"Eisbrecher" für Osteuropa
(aus: Waldorfpädagogik weltweit, S. 100-101, Copyright-Hinweise beachten!)
Die erste Waldorfschule in Ungarn wurde 1926 durch Maria von Nagy (1894-1982) gegründet, die noch mit Rudolf Steiner zusammengetroffen war. Diese kleine Schule hatte zwar nur wenige Jahre Bestand, für die Geschichte der ungarischen Schulbewegung dürfte die Tatsache ihrer kurzen Existenz aber von grundlegender Bedeutung sein. Eine Reihe von Persönlichkeiten haben von da aus den Impuls der Waldorfpädagogik weiter getragen und durch die Kriegsjahre und durch die Jahrzehnte kommunistischer Herrschaft herübergerettet. Hier ist an erster Stelle der Schriftsteller und Journalist Sándor Török (1904-1985) zu nennen. Aus dem Kreis junger Menschen, den er, ein begnadeter Berater, in den Jahren nach dem Krieg um sich versammelt hat, stammt eine Reihe der späteren Begründer der ersten Waldorfeinrichtungen nach der politischen Wende. Aber auch in anderen anthroposophischen Gruppierungen wurden die durch Rudolf Steiner angeregten pädagogischen Intentionen gepflegt und in mehr privaten Zusammenhängen gelegentlich auch für Kinder im Vorschulalter diskret praktiziert.

◆ **Aufgaben**:
[1] Wer gründete laut dem Text über die Waldorfpädagogik in Ungarn im Jahr 1926 die erste Waldorfschule des Landes?
[2] Nehmen Sie den Text über die Waldorfpädagogik in Ungarn nach dessen letztem Satz wieder auf und schreiben Sie ihn weiter.
Die Einträge spielen hierfür keine Rolle.

Datenzeilen:
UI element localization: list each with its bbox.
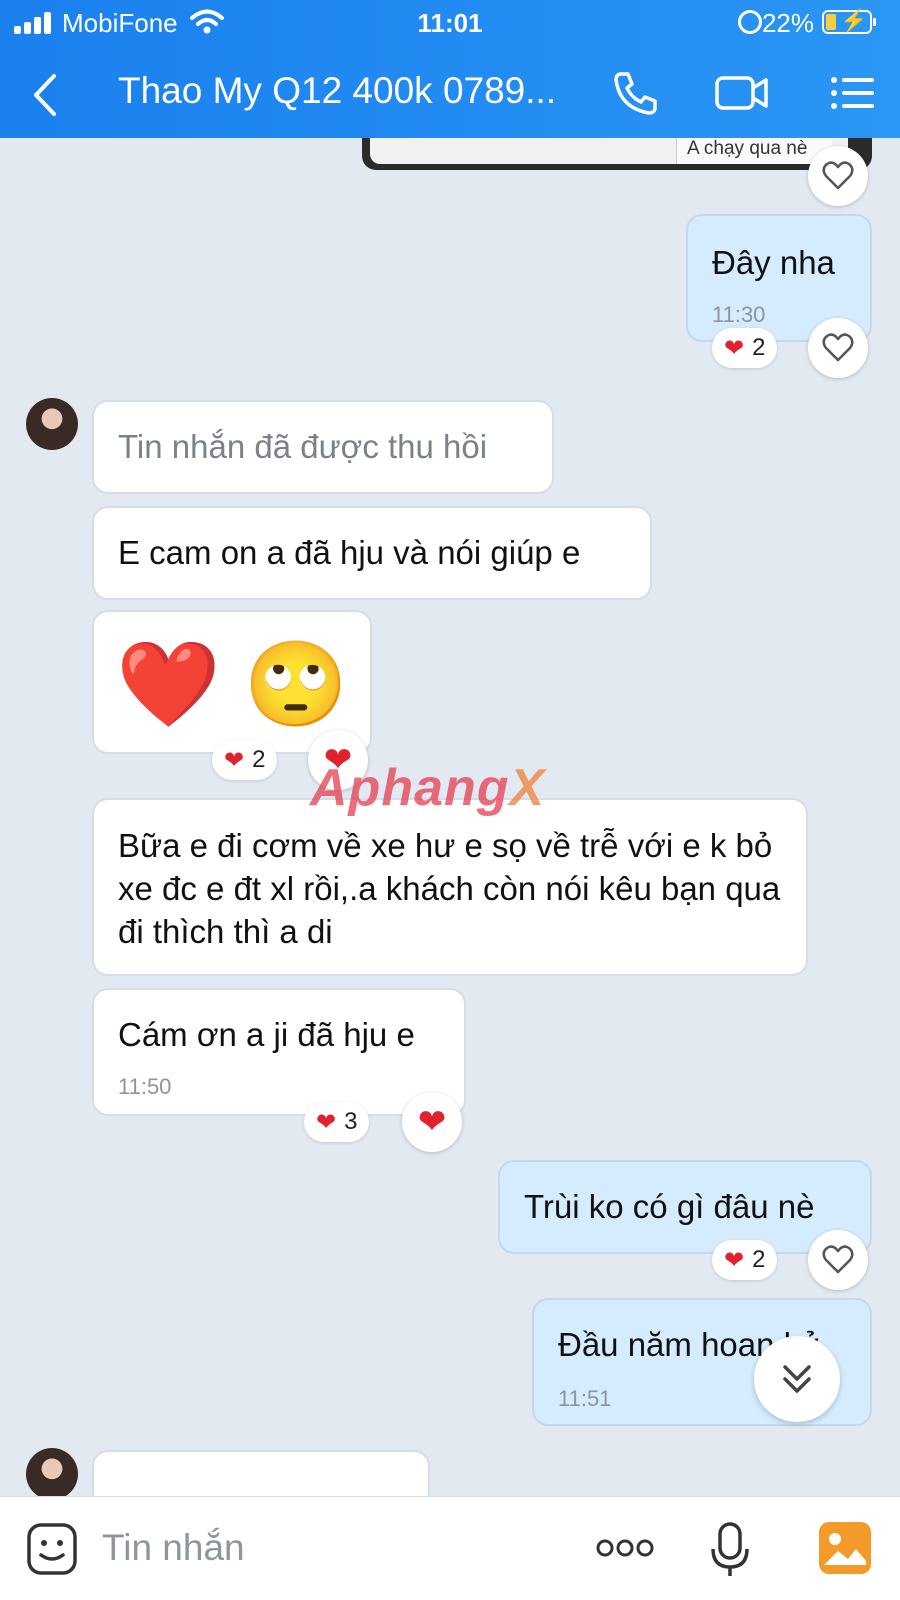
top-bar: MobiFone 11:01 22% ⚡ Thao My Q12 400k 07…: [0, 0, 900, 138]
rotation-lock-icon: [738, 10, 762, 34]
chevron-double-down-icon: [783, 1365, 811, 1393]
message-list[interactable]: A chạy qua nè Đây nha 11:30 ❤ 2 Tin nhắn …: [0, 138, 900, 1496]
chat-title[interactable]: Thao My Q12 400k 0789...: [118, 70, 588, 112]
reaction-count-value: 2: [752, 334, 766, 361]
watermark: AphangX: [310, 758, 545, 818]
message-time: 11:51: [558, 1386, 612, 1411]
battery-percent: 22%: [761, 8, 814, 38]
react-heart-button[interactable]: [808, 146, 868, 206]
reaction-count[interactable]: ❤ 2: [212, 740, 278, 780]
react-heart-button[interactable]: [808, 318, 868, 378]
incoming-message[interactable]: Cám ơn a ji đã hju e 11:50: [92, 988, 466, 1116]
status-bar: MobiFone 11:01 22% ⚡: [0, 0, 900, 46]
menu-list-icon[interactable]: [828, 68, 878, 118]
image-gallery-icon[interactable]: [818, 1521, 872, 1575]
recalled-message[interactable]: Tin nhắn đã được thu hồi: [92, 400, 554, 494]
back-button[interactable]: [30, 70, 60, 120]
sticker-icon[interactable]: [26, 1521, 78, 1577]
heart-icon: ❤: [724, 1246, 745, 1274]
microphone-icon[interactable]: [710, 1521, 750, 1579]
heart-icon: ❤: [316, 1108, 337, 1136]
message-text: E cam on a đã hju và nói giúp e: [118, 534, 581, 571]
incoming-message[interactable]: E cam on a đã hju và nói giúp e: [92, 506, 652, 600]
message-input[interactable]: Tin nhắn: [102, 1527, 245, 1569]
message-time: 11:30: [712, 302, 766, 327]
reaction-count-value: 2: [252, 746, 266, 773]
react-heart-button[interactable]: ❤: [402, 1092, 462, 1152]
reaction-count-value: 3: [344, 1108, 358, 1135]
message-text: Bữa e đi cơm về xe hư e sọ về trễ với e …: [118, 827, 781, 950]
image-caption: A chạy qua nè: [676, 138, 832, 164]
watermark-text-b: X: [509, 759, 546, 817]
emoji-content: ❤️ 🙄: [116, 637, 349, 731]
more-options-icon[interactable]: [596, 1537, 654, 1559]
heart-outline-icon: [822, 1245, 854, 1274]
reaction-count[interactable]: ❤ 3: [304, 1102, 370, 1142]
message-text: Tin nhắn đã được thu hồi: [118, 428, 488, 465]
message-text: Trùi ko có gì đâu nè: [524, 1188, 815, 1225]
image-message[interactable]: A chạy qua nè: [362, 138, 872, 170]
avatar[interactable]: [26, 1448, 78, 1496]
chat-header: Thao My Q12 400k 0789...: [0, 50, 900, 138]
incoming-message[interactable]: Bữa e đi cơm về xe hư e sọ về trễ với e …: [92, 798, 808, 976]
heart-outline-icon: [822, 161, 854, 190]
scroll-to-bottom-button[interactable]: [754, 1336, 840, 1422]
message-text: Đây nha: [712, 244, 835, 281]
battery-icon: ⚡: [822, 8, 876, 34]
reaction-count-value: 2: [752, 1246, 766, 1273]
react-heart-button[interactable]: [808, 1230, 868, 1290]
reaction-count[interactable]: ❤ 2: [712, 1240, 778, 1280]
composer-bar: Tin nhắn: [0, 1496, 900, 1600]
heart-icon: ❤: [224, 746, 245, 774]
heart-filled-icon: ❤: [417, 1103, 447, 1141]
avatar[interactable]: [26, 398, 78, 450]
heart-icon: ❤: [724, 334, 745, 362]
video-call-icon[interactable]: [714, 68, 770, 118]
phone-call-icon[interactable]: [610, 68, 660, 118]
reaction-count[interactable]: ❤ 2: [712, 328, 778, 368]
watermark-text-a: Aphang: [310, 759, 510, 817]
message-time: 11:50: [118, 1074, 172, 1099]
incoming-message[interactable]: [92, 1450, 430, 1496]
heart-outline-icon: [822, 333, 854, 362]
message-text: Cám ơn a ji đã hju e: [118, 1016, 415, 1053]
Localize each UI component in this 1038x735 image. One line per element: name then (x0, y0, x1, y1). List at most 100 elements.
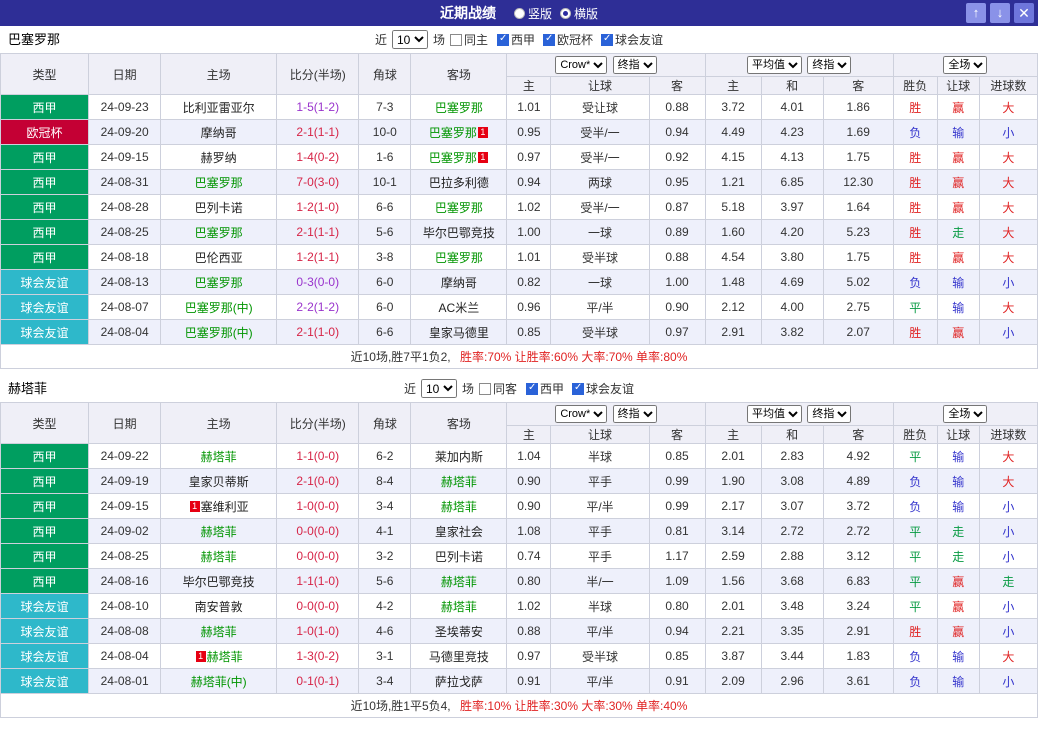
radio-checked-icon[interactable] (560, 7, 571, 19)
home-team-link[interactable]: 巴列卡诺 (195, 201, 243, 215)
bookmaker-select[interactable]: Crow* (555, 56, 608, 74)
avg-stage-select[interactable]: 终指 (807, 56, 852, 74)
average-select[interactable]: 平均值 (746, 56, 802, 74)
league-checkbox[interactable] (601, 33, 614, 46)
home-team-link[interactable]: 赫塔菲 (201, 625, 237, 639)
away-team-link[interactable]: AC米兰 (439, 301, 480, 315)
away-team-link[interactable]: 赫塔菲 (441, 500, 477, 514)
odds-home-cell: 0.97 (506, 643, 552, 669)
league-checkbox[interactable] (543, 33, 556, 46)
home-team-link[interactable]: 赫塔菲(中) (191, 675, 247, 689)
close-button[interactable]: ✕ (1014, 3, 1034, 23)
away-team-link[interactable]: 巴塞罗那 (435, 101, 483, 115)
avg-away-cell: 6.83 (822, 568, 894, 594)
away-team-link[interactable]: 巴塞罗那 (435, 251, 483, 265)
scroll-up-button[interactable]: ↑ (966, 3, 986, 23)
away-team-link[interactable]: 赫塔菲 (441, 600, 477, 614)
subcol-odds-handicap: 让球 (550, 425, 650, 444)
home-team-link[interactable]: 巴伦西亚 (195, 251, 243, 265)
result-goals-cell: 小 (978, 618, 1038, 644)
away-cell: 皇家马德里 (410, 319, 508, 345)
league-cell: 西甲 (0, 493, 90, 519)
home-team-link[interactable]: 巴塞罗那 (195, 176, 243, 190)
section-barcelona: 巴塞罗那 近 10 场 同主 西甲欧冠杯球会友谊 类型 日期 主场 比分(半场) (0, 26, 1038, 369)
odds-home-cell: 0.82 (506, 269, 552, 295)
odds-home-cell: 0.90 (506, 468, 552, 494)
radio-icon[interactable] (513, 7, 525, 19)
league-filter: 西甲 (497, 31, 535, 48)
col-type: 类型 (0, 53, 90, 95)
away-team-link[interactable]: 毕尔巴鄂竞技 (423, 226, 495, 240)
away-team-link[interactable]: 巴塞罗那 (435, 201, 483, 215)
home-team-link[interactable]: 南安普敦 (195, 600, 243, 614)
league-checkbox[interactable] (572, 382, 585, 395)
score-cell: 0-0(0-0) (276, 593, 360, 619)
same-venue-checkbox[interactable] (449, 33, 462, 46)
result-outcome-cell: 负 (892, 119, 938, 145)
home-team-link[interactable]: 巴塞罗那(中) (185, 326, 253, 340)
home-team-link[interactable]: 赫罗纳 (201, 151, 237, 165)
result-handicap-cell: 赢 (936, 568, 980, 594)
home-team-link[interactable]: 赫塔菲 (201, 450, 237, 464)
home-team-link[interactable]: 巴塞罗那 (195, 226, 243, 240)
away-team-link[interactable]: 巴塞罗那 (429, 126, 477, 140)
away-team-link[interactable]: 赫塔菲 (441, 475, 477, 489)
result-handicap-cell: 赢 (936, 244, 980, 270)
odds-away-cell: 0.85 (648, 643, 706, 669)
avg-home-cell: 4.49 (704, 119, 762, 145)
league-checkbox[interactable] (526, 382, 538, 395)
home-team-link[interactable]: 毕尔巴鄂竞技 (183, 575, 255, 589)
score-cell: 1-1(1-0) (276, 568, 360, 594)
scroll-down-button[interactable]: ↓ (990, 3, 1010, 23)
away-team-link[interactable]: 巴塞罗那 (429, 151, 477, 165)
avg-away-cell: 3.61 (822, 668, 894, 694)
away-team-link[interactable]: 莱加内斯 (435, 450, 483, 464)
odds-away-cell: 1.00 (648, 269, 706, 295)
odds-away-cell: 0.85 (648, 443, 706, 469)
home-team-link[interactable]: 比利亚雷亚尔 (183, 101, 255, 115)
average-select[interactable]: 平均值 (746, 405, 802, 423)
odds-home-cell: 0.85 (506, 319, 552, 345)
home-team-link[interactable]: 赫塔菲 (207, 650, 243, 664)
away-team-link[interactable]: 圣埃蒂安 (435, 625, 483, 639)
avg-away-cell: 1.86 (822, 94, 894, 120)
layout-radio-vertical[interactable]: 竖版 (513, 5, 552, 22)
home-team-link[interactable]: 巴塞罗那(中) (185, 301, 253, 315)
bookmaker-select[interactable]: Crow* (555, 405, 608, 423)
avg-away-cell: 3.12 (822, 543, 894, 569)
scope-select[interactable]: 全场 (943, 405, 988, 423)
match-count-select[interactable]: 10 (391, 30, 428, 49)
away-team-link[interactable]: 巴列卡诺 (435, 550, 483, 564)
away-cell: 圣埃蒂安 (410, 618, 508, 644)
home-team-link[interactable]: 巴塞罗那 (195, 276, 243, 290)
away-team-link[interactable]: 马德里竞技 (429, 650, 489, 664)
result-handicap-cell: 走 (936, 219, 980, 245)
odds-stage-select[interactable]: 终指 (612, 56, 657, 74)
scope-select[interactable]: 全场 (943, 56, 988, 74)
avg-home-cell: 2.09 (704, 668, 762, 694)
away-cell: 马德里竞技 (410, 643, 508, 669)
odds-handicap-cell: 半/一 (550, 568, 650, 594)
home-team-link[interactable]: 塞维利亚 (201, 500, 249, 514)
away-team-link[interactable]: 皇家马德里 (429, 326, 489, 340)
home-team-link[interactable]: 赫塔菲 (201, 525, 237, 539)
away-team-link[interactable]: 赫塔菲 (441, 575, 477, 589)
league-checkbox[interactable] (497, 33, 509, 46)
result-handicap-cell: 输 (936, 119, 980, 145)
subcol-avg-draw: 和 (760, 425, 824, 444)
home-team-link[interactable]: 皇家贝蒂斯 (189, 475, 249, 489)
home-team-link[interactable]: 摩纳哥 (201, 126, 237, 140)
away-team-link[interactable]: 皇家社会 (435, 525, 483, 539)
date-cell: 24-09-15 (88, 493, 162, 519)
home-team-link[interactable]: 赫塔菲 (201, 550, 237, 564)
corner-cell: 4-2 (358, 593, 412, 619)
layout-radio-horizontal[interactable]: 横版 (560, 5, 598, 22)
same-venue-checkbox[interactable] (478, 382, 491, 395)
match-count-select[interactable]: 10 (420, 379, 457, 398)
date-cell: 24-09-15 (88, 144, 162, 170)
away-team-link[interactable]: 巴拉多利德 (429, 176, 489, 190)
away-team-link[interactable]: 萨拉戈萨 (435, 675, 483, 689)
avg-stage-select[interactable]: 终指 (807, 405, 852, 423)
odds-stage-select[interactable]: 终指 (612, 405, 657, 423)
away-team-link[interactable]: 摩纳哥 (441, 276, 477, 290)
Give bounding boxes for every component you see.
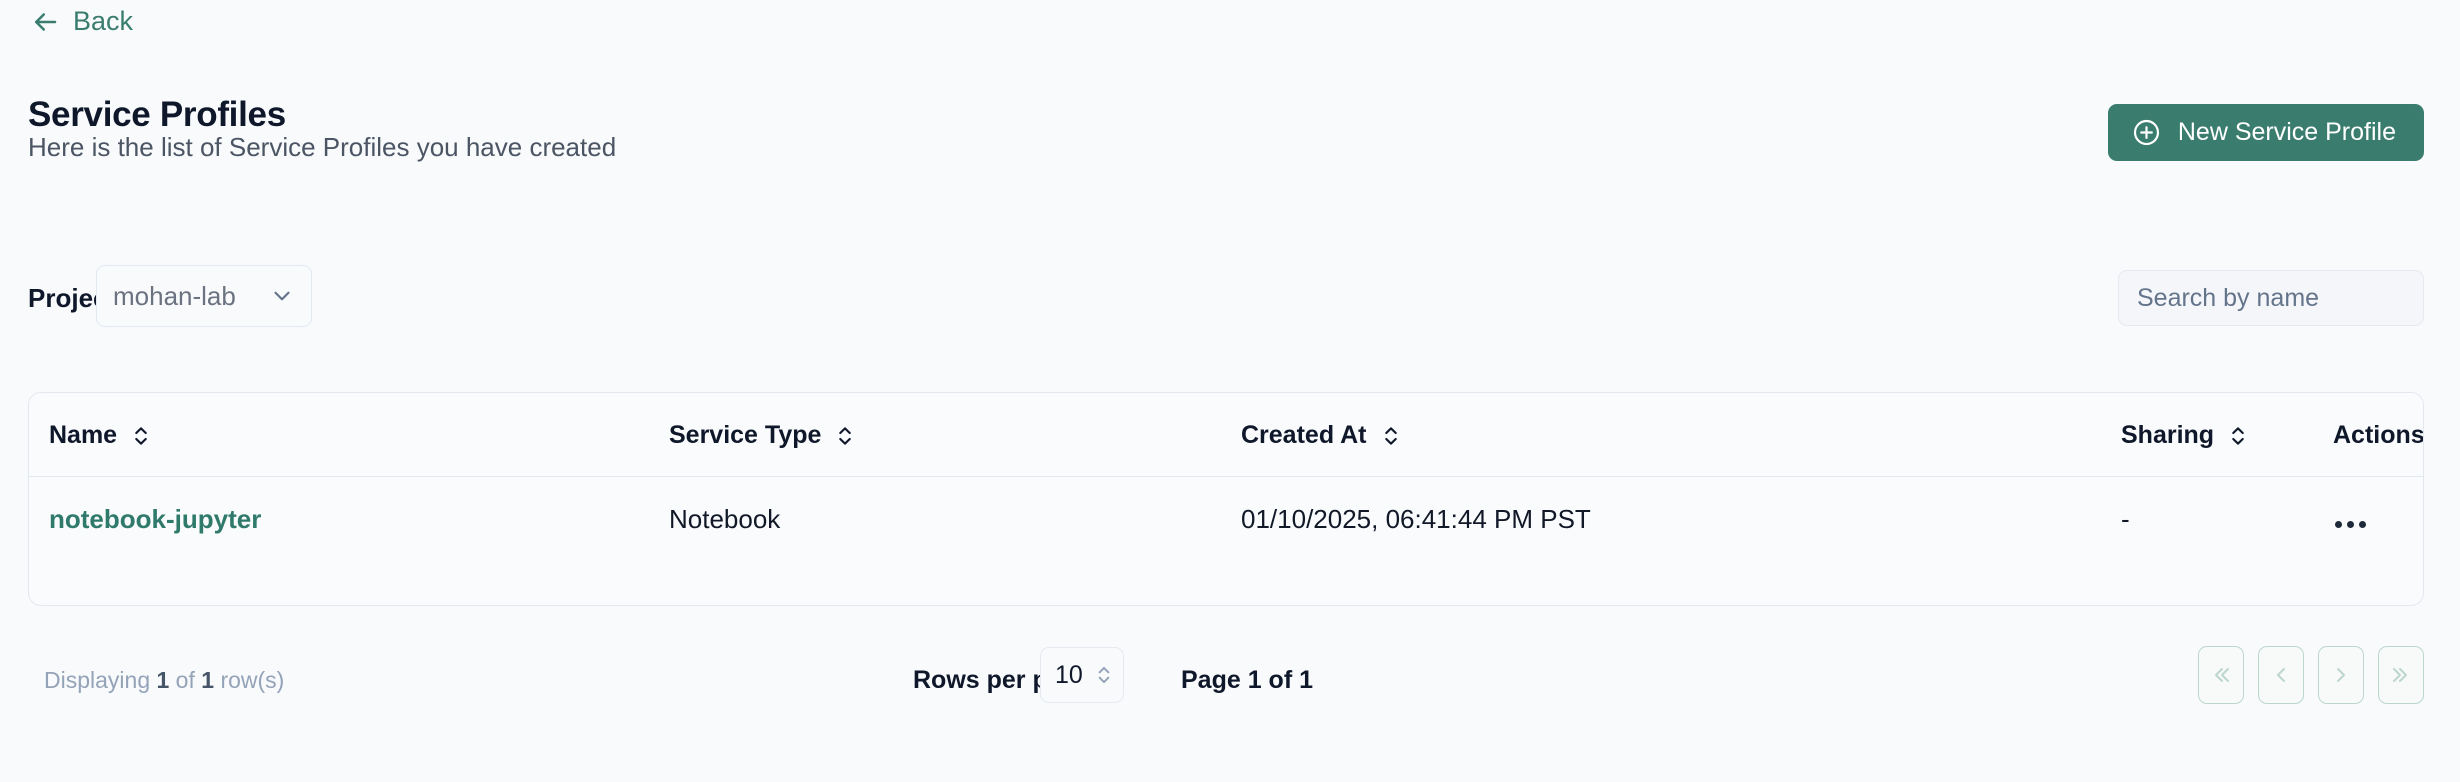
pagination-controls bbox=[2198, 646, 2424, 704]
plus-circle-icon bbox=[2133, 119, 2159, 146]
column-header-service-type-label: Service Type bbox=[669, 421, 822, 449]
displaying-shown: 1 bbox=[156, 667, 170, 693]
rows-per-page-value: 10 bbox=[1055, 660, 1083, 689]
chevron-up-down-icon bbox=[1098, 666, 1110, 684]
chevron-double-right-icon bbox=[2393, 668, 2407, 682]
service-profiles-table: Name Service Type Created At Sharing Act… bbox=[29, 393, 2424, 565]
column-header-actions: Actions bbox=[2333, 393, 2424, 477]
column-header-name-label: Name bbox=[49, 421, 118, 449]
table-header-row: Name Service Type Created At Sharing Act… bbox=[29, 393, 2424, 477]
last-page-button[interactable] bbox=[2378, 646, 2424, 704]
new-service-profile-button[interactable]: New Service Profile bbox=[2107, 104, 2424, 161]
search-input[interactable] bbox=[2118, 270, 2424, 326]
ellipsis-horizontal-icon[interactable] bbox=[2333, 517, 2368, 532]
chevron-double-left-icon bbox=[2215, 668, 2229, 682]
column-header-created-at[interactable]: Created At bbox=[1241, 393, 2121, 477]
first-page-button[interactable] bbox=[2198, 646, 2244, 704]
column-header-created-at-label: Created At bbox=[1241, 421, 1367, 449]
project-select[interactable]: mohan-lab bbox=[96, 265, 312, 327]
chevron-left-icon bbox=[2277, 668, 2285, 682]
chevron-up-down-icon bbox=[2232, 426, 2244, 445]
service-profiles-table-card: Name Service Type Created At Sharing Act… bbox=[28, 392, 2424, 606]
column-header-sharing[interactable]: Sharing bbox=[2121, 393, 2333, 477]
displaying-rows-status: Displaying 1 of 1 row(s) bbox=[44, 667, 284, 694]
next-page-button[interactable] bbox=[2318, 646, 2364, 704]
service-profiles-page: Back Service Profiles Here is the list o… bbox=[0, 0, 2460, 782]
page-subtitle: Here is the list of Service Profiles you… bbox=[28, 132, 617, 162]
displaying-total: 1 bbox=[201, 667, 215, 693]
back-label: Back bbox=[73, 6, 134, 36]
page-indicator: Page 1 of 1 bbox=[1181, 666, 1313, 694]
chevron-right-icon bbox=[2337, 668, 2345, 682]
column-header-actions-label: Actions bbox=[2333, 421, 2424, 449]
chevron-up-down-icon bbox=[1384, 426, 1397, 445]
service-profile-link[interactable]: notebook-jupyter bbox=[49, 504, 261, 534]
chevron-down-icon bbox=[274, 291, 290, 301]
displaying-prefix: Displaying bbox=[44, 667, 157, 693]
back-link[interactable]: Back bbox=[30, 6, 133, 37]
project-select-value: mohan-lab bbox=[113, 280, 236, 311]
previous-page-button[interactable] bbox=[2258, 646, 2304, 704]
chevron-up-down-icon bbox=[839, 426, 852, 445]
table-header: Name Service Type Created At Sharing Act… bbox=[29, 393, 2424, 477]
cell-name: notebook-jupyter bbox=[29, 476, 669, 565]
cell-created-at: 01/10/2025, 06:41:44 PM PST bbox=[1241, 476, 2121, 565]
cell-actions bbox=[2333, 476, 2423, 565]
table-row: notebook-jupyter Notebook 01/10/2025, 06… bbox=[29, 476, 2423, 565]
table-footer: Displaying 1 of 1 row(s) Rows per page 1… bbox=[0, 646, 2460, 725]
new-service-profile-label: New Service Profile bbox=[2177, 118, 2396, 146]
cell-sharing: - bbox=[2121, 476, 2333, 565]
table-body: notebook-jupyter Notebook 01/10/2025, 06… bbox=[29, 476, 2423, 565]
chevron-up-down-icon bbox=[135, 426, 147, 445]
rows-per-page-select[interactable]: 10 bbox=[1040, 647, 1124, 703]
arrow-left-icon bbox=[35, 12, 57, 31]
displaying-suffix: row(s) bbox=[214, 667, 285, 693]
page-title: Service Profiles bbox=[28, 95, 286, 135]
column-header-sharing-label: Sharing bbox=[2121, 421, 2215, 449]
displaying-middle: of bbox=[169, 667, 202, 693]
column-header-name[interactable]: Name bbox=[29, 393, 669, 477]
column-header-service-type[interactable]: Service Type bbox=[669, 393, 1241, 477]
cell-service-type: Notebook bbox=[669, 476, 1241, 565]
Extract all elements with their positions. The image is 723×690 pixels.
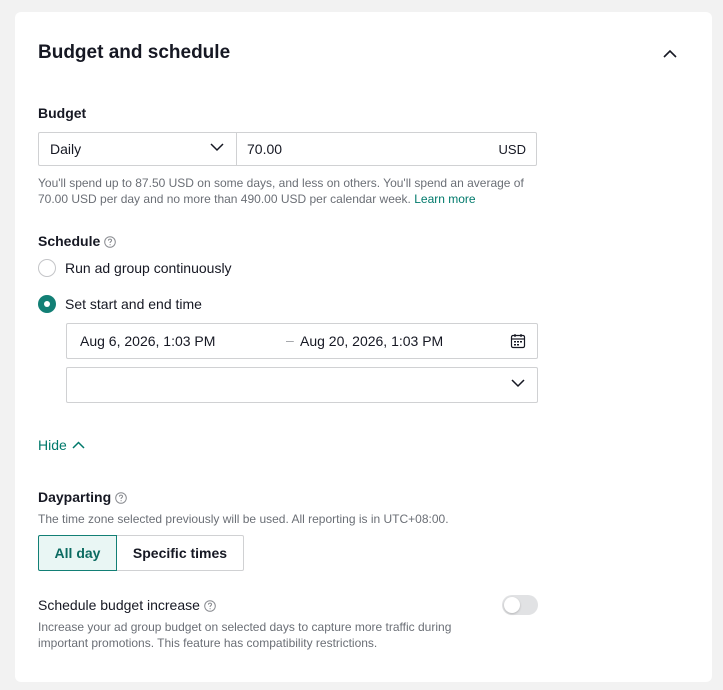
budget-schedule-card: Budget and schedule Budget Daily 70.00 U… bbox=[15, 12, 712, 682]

◆ **Lösungen**:
[1] Maria von Nagy (1894-1982), die noch mit Rudolf Steiner zusammengetroffen war.

[2]
Politische Wende wird in der pädagogischen Landschaft gespiegelt
Die umwälzende politische Veränderung der späten 80er-Jahre wurde auch in der pädagogischen Landschaft gespiegelt. So wurde die "Sándor-Török-Stiftung für Waldorfpädagogik" ins Leben gerufen, die 1988 den ersten Waldorfkindergarten unter der Leitung von Annette Stroteich in Solymár bei Budapest einrichtete. Die Umbruch-Situation im Frühjahr und Sommer 1989 mit dem Sturz und dem Tod des Parteichefs János Kádár, der feierlichen Rehabilitation des Revolutionsführers von 1956 Imre Nagy und dem Abbau der Stacheldrahtgrenze zu Österreich, brachte eine Dynamik in die Schulgründung, die die Eröffnung der ersten Klasse am 4. September 1989 mit Anna Krigovszki als Klassenlehrerin in Solymár zur Folge hatte. Es war die erste Waldorfschule und die erste nicht-staatliche Grundschule im ehemaligen Ostblock überhaupt. Ungarn hatte sich damit historisch zum Vorreiter und "Eisbrecher" einer Entwicklung gemacht, die dann auf viele andere Länder übergreifen sollte. Damals, noch unter "real existierendem" Staatssozialismus, war weder absehbar, was sich im restlichen Ost- und Ostmitteleuropa in den nächsten Monaten und Jahren vollziehen würde, noch auch die rasante Expansion der Waldorfschulen in Ungarn selber.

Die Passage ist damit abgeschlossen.